### Aim of the task
Reproduce the passage of the 2013 Série C article between "- Top goalscorer: Assisinho" and "Brasileiro Série D.", inclusive.

═══ Source text ═══

Campeonato Brasileiro Série C
- Season: 2013
- Champions: Santa Cruz
- Promoted: Luverdense Sampaio Corrêa Santa Cruz Vila Nova
- Relegated: Baraúnas Barueri Brasiliense Ipatinga Rio Branco
- Matches played: 214
- Goals scored: 514 (2.4 per match)
- Top goalscorer: Assisinho (12 goals)

= 2013 Campeonato Brasileiro Série C =

The 2013 Campeonato Brasileiro Série C, the third level of the Brazilian League, was contested by 21 clubs, and started on June 1 and ended on December 1, 2013. The four teams in the semifinals were promoted to the 2014 Campeonato Brasileiro Série B, and the worst three teams in Group A and the two worst teams in Group B were relegated to the 2014 Campeonato Brasileiro Série D.

═══ Extracted records ═══

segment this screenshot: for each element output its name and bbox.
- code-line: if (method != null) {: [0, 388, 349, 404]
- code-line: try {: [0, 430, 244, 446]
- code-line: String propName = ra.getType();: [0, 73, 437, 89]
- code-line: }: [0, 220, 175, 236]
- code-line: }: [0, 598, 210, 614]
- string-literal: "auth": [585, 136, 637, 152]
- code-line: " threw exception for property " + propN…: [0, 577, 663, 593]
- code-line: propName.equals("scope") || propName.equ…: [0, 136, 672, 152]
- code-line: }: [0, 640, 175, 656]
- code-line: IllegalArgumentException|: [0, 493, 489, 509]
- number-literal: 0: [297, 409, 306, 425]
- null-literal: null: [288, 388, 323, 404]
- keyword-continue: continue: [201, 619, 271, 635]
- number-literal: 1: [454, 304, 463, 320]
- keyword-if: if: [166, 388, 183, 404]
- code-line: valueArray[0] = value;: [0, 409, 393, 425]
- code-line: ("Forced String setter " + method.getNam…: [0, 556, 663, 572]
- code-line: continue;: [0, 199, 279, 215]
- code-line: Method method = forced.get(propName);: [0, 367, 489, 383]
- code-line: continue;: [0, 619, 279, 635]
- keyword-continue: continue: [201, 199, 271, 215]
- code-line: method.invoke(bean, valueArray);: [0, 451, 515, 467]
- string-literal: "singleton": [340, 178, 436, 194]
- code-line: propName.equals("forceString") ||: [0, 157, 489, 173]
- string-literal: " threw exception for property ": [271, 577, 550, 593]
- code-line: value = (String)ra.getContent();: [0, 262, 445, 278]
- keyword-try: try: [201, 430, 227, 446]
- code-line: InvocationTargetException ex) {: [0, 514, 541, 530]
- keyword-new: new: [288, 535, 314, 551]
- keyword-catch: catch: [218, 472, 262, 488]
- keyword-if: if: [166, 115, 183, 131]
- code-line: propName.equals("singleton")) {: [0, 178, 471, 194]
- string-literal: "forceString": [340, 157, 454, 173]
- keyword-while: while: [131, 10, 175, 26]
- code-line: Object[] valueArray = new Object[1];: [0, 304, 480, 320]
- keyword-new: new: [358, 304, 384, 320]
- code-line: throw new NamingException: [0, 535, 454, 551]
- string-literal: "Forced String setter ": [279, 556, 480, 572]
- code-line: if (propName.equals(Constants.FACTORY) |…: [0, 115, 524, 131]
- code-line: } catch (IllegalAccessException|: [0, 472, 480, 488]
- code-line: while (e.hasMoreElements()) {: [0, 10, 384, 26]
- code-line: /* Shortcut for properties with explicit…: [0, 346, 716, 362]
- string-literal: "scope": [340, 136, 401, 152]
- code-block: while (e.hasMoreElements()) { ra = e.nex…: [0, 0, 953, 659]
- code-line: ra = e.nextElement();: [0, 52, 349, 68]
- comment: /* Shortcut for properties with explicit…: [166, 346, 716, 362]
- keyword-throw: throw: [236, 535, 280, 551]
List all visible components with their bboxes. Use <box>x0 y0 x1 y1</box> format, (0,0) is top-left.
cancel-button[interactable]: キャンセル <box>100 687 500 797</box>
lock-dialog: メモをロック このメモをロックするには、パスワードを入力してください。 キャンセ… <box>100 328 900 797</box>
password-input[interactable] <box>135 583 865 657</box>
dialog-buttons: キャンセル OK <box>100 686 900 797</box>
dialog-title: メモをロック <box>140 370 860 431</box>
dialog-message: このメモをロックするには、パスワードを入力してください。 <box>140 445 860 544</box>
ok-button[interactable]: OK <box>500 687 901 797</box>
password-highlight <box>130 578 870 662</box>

═══

### Solution to this task
- Top goalscorer: Assisinho (12 goals)

= 2013 Campeonato Brasileiro Série C =

The 2013 Campeonato Brasileiro Série C, the third level of the Brazilian League, was contested by 21 clubs, and started on June 1 and ended on December 1, 2013. The four teams in the semifinals were promoted to the 2014 Campeonato Brasileiro Série B, and the worst three teams in Group A and the two worst teams in Group B were relegated to the 2014 Campeonato Brasileiro Série D.